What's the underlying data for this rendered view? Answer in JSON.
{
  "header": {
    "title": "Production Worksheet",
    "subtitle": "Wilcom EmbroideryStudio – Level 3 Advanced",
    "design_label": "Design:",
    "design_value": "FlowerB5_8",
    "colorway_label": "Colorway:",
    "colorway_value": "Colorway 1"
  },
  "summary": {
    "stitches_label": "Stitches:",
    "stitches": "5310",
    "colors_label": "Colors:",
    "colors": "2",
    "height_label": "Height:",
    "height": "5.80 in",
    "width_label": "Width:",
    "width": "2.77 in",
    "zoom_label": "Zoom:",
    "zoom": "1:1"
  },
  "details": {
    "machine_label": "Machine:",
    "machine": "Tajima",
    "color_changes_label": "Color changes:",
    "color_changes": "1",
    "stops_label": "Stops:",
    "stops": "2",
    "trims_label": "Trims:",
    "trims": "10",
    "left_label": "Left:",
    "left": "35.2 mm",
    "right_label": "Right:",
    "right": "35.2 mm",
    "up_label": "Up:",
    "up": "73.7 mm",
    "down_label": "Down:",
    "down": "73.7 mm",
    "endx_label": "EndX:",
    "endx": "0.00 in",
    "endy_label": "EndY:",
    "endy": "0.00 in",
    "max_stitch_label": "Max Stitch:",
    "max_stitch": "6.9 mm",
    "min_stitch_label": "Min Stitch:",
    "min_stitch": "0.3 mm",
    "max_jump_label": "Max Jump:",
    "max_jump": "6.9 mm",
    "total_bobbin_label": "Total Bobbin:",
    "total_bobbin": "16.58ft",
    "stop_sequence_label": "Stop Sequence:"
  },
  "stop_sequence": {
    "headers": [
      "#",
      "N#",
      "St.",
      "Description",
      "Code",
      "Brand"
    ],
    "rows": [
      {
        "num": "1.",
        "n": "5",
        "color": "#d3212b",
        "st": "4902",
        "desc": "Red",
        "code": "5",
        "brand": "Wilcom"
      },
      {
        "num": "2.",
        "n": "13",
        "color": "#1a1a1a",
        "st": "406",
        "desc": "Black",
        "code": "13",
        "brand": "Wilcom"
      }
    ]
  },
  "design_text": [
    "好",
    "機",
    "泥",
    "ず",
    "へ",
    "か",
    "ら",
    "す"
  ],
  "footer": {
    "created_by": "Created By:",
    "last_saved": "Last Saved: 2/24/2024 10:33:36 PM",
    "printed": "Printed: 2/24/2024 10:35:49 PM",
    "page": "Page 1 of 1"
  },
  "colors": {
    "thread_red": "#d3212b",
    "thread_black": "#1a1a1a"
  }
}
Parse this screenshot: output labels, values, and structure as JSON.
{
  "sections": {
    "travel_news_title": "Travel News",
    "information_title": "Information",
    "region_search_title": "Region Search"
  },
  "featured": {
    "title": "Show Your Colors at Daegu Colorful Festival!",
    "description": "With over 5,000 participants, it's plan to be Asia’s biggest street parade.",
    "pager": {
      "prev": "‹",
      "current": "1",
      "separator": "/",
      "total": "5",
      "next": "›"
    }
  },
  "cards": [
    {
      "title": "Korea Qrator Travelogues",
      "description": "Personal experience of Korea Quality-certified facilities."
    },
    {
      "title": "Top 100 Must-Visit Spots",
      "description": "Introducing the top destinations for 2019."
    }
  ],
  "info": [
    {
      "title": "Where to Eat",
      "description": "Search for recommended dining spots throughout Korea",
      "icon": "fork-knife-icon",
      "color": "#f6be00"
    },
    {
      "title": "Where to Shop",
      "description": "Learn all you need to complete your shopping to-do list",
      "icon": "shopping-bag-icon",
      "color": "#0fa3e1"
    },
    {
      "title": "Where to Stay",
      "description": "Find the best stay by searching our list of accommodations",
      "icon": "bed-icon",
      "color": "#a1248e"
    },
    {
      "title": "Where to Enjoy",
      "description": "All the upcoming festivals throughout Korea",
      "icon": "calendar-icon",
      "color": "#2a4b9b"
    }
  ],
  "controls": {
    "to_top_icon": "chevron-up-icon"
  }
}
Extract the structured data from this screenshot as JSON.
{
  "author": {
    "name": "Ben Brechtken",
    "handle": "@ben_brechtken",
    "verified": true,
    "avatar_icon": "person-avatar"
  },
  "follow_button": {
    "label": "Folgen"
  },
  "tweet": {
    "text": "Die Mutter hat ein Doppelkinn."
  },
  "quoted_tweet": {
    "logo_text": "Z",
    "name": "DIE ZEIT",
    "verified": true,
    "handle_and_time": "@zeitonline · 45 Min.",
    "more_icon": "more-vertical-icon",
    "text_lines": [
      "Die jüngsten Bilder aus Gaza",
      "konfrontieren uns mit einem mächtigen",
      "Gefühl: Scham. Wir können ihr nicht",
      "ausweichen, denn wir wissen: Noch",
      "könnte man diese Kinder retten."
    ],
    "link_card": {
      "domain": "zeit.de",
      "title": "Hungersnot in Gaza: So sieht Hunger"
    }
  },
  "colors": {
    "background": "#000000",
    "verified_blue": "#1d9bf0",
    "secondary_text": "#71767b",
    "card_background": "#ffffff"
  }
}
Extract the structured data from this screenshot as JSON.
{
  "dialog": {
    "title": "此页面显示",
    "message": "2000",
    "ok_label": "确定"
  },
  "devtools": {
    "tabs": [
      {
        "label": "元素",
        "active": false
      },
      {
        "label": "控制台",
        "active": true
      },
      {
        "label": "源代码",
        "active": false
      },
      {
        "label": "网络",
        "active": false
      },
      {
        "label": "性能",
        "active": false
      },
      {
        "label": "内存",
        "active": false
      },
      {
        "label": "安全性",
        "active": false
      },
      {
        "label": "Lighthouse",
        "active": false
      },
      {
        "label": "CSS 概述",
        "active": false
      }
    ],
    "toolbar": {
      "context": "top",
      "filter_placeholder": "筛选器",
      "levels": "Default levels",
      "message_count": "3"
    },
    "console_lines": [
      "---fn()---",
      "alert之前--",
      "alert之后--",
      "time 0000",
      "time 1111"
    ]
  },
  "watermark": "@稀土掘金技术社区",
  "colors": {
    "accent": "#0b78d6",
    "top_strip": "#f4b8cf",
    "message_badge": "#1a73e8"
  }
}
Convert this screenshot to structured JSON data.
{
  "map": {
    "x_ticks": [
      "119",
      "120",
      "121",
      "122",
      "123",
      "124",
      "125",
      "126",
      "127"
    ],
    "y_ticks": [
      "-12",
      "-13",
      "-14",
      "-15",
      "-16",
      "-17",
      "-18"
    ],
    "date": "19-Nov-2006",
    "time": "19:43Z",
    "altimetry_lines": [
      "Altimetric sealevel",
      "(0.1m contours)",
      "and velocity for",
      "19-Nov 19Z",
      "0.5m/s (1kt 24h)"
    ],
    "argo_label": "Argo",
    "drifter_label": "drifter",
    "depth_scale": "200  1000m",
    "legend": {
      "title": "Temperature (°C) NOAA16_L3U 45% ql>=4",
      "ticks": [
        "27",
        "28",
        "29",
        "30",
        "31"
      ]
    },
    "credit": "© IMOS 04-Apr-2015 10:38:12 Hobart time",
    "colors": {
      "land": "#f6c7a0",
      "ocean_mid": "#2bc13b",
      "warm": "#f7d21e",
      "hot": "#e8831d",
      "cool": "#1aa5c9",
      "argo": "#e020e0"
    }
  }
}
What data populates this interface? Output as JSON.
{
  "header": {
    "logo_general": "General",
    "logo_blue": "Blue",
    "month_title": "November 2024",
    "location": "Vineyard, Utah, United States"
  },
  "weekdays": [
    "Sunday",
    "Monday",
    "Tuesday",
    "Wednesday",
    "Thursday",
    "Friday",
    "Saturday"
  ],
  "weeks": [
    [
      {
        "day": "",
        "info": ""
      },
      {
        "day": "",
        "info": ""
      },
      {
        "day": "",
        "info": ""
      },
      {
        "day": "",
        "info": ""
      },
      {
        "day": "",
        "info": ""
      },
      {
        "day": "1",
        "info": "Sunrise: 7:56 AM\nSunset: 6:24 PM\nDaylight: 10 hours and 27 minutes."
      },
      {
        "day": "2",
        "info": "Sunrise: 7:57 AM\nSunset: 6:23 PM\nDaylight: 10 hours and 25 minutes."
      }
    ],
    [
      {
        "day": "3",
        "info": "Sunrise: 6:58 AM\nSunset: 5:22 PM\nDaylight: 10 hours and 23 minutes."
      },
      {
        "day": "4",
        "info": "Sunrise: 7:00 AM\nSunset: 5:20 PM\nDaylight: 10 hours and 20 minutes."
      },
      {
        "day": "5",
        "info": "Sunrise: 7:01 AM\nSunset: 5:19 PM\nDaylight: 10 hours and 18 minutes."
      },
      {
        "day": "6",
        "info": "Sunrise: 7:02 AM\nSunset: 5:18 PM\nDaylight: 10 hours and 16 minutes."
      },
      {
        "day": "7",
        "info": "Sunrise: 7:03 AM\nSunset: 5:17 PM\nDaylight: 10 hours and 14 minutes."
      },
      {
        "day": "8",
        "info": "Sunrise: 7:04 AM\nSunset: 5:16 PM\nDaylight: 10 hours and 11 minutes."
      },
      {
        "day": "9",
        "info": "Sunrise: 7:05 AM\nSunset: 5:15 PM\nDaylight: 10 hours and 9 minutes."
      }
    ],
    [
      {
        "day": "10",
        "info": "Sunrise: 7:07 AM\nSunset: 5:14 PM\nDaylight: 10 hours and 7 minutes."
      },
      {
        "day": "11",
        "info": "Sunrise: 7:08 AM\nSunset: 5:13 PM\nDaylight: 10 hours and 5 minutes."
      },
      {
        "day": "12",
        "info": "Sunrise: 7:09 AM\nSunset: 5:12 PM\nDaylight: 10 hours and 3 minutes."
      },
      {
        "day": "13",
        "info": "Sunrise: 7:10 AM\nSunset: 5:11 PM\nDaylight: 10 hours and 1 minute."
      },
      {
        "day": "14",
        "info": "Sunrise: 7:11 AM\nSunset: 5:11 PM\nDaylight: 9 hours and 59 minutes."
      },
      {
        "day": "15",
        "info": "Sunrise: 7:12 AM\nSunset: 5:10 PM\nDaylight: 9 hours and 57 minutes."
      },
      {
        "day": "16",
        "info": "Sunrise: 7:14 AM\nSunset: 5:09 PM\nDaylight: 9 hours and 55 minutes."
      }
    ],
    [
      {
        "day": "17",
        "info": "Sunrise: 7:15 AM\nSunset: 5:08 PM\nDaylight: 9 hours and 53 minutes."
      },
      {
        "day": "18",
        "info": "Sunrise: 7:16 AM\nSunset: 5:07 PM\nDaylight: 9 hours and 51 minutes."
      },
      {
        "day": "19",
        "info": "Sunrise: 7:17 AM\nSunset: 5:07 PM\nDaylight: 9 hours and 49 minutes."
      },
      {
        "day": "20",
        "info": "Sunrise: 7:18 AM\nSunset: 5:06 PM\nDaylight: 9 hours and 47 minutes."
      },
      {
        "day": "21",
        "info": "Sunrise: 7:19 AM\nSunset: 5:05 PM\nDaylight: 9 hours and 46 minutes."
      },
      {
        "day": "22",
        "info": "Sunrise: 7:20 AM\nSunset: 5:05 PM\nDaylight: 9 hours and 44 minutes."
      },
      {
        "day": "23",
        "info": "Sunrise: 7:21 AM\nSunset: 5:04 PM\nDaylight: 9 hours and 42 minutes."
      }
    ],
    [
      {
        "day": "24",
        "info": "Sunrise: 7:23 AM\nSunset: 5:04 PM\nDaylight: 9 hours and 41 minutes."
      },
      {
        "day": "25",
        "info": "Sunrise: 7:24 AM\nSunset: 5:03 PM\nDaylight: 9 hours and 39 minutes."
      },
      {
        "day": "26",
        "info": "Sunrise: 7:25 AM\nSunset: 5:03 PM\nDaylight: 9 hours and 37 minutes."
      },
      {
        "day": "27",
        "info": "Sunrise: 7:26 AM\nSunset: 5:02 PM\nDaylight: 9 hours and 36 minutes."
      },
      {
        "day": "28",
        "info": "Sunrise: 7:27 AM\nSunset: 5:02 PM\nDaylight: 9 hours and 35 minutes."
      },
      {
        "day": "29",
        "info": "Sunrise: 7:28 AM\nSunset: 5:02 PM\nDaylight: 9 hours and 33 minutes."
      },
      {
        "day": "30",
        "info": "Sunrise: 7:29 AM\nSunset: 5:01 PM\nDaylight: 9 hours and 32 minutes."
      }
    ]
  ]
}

_GOAL OF THE EXERCISE_. Copy every line of the records above that holds the word "Korea".

_SOLUTION FOR THIS EXERCISE_.
      "title": "Korea Qrator Travelogues",
      "description": "Personal experience of Korea Quality-certified facilities."
      "description": "Search for recommended dining spots throughout Korea",
      "description": "All the upcoming festivals throughout Korea",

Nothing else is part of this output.